Would you transcribe the whole listing exactly, minus its pictures?

Extracted data entries:
+ + + + +

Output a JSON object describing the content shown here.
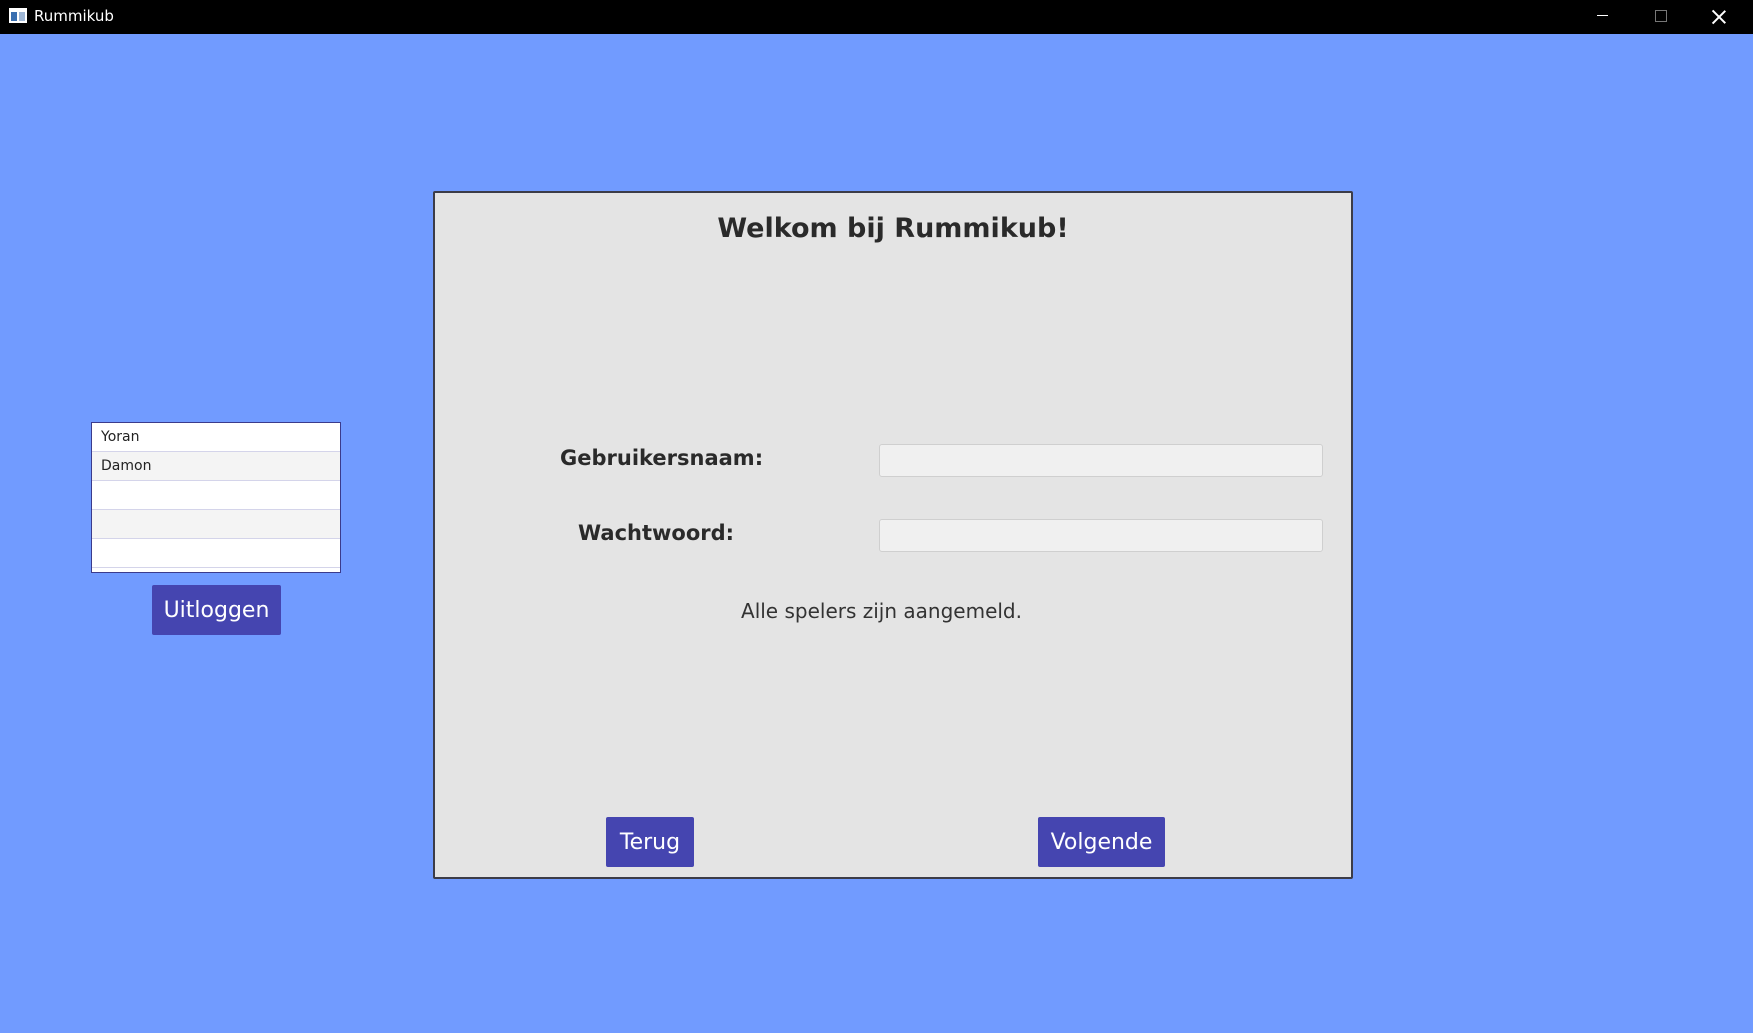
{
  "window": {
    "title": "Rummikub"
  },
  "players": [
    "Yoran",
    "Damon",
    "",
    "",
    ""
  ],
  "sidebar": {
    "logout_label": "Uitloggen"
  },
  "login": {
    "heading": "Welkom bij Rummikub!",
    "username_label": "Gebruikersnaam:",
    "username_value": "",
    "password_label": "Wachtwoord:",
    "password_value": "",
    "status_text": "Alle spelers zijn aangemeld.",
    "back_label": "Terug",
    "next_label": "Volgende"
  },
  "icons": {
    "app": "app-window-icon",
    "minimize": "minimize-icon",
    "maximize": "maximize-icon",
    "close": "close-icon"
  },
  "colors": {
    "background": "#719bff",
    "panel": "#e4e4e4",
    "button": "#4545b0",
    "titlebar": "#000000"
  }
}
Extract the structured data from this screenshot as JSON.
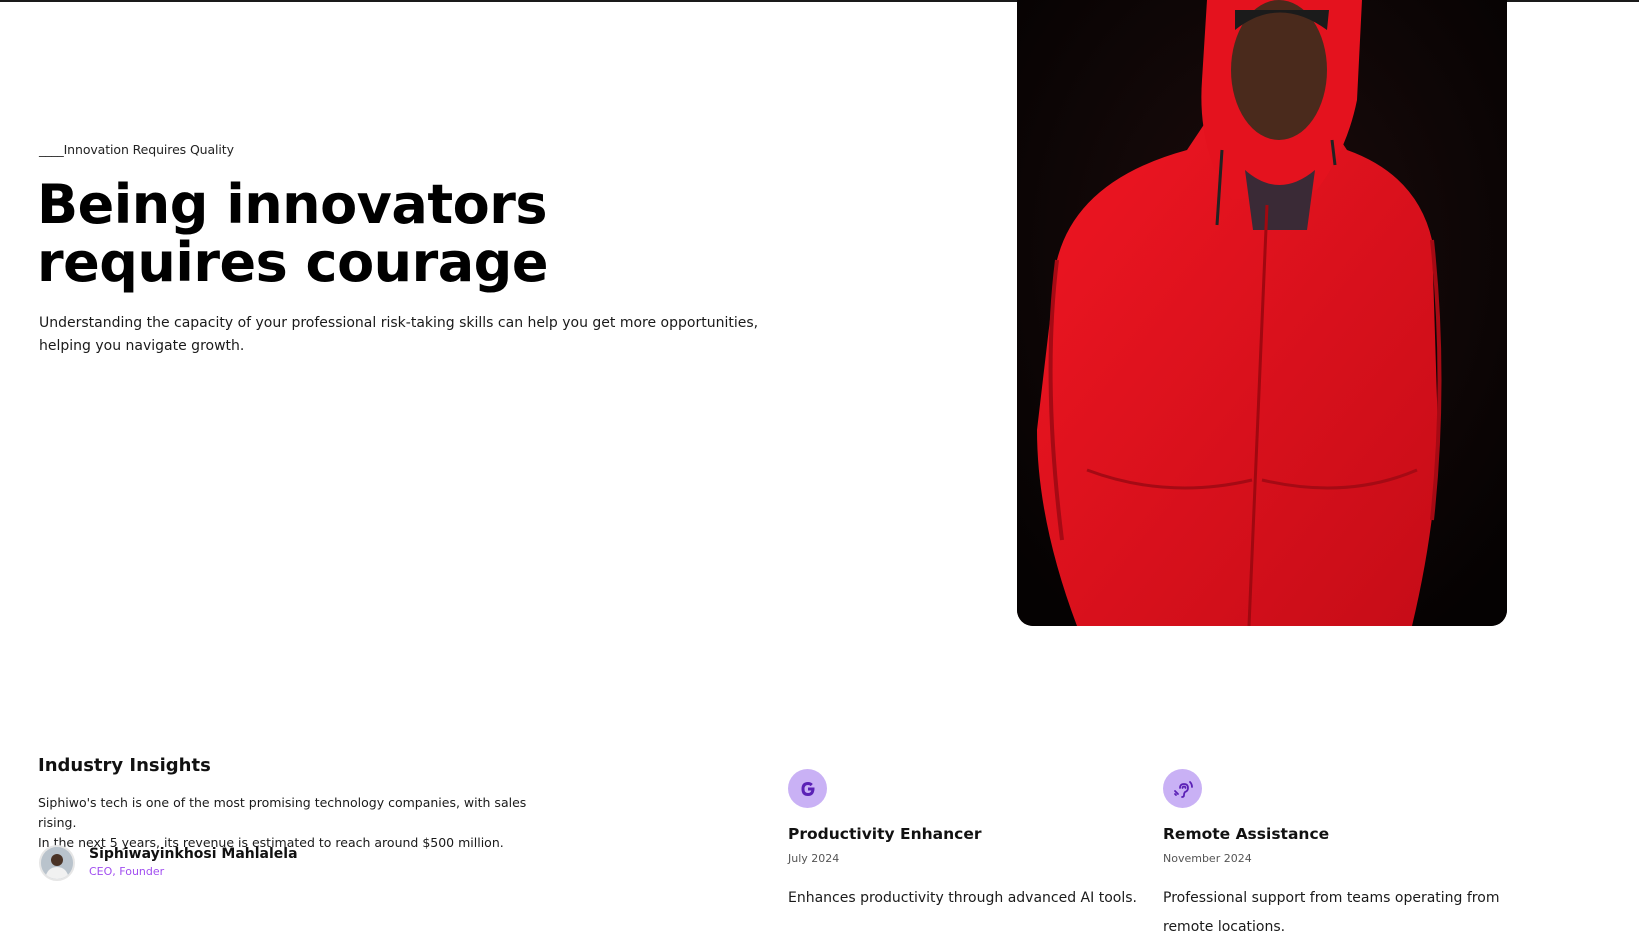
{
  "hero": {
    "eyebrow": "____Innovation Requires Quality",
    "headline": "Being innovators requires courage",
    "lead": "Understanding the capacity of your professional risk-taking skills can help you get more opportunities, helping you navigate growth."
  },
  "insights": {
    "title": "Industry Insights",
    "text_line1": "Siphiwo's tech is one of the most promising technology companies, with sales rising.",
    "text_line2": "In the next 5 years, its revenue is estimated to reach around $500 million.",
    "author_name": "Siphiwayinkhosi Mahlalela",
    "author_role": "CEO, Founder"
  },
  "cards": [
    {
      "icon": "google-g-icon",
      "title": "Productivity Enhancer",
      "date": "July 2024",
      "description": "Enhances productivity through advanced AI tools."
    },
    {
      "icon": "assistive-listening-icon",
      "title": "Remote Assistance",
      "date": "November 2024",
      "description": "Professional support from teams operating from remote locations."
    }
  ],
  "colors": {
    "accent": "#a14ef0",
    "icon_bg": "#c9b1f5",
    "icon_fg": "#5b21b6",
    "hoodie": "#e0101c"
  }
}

+ + + + +

EXERCISE RESULT:
Output a JSON object describing the content shown here.
{
  "window": {
    "title": "Rummikub"
  },
  "players": [
    "Yoran",
    "Damon",
    "",
    "",
    ""
  ],
  "sidebar": {
    "logout_label": "Uitloggen"
  },
  "login": {
    "heading": "Welkom bij Rummikub!",
    "username_label": "Gebruikersnaam:",
    "username_value": "",
    "password_label": "Wachtwoord:",
    "password_value": "",
    "status_text": "Alle spelers zijn aangemeld.",
    "back_label": "Terug",
    "next_label": "Volgende"
  },
  "icons": {
    "app": "app-window-icon",
    "minimize": "minimize-icon",
    "maximize": "maximize-icon",
    "close": "close-icon"
  },
  "colors": {
    "background": "#719bff",
    "panel": "#e4e4e4",
    "button": "#4545b0",
    "titlebar": "#000000"
  }
}
Extract the structured data from this screenshot as JSON.
{
  "hero": {
    "eyebrow": "____Innovation Requires Quality",
    "headline": "Being innovators requires courage",
    "lead": "Understanding the capacity of your professional risk-taking skills can help you get more opportunities, helping you navigate growth."
  },
  "insights": {
    "title": "Industry Insights",
    "text_line1": "Siphiwo's tech is one of the most promising technology companies, with sales rising.",
    "text_line2": "In the next 5 years, its revenue is estimated to reach around $500 million.",
    "author_name": "Siphiwayinkhosi Mahlalela",
    "author_role": "CEO, Founder"
  },
  "cards": [
    {
      "icon": "google-g-icon",
      "title": "Productivity Enhancer",
      "date": "July 2024",
      "description": "Enhances productivity through advanced AI tools."
    },
    {
      "icon": "assistive-listening-icon",
      "title": "Remote Assistance",
      "date": "November 2024",
      "description": "Professional support from teams operating from remote locations."
    }
  ],
  "colors": {
    "accent": "#a14ef0",
    "icon_bg": "#c9b1f5",
    "icon_fg": "#5b21b6",
    "hoodie": "#e0101c"
  }
}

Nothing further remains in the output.